The exercise
Quote every line as given.

--- Start of Records for this exercise ---

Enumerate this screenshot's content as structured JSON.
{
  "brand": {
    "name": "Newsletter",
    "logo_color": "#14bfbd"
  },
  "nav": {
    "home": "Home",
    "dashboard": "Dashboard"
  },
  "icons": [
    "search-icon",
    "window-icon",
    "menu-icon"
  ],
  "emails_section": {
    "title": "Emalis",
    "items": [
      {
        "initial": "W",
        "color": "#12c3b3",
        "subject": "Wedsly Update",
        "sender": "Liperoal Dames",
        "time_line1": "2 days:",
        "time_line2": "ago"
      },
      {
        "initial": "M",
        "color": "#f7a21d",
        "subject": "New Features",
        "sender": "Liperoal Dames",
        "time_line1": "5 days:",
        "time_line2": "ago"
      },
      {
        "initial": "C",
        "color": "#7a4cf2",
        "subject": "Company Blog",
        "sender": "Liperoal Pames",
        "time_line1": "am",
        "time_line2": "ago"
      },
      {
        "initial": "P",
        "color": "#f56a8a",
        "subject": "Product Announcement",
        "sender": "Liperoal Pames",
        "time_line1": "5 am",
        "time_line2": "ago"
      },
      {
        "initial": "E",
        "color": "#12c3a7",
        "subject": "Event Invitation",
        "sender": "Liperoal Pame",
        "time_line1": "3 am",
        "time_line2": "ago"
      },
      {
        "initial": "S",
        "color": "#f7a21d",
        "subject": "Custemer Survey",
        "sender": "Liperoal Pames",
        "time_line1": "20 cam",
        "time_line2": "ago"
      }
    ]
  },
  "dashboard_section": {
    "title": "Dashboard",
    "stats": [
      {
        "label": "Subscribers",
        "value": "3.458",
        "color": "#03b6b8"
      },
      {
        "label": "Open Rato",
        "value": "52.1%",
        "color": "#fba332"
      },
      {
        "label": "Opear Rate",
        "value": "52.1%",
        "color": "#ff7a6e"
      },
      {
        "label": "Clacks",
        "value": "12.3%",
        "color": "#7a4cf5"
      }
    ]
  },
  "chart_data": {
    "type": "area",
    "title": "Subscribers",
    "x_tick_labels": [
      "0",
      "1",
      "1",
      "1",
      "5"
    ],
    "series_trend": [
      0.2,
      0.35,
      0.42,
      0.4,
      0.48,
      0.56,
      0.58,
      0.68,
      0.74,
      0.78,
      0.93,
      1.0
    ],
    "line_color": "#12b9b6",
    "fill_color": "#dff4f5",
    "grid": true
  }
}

--- End of Records for this exercise ---

Finished answer
Enumerate this screenshot's content as structured JSON.
{
  "brand": {
    "name": "Newsletter",
    "logo_color": "#14bfbd"
  },
  "nav": {
    "home": "Home",
    "dashboard": "Dashboard"
  },
  "icons": [
    "search-icon",
    "window-icon",
    "menu-icon"
  ],
  "emails_section": {
    "title": "Emalis",
    "items": [
      {
        "initial": "W",
        "color": "#12c3b3",
        "subject": "Wedsly Update",
        "sender": "Liperoal Dames",
        "time_line1": "2 days:",
        "time_line2": "ago"
      },
      {
        "initial": "M",
        "color": "#f7a21d",
        "subject": "New Features",
        "sender": "Liperoal Dames",
        "time_line1": "5 days:",
        "time_line2": "ago"
      },
      {
        "initial": "C",
        "color": "#7a4cf2",
        "subject": "Company Blog",
        "sender": "Liperoal Pames",
        "time_line1": "am",
        "time_line2": "ago"
      },
      {
        "initial": "P",
        "color": "#f56a8a",
        "subject": "Product Announcement",
        "sender": "Liperoal Pames",
        "time_line1": "5 am",
        "time_line2": "ago"
      },
      {
        "initial": "E",
        "color": "#12c3a7",
        "subject": "Event Invitation",
        "sender": "Liperoal Pame",
        "time_line1": "3 am",
        "time_line2": "ago"
      },
      {
        "initial": "S",
        "color": "#f7a21d",
        "subject": "Custemer Survey",
        "sender": "Liperoal Pames",
        "time_line1": "20 cam",
        "time_line2": "ago"
      }
    ]
  },
  "dashboard_section": {
    "title": "Dashboard",
    "stats": [
      {
        "label": "Subscribers",
        "value": "3.458",
        "color": "#03b6b8"
      },
      {
        "label": "Open Rato",
        "value": "52.1%",
        "color": "#fba332"
      },
      {
        "label": "Opear Rate",
        "value": "52.1%",
        "color": "#ff7a6e"
      },
      {
        "label": "Clacks",
        "value": "12.3%",
        "color": "#7a4cf5"
      }
    ]
  },
  "chart_data": {
    "type": "area",
    "title": "Subscribers",
    "x_tick_labels": [
      "0",
      "1",
      "1",
      "1",
      "5"
    ],
    "series_trend": [
      0.2,
      0.35,
      0.42,
      0.4,
      0.48,
      0.56,
      0.58,
      0.68,
      0.74,
      0.78,
      0.93,
      1.0
    ],
    "line_color": "#12b9b6",
    "fill_color": "#dff4f5",
    "grid": true
  }
}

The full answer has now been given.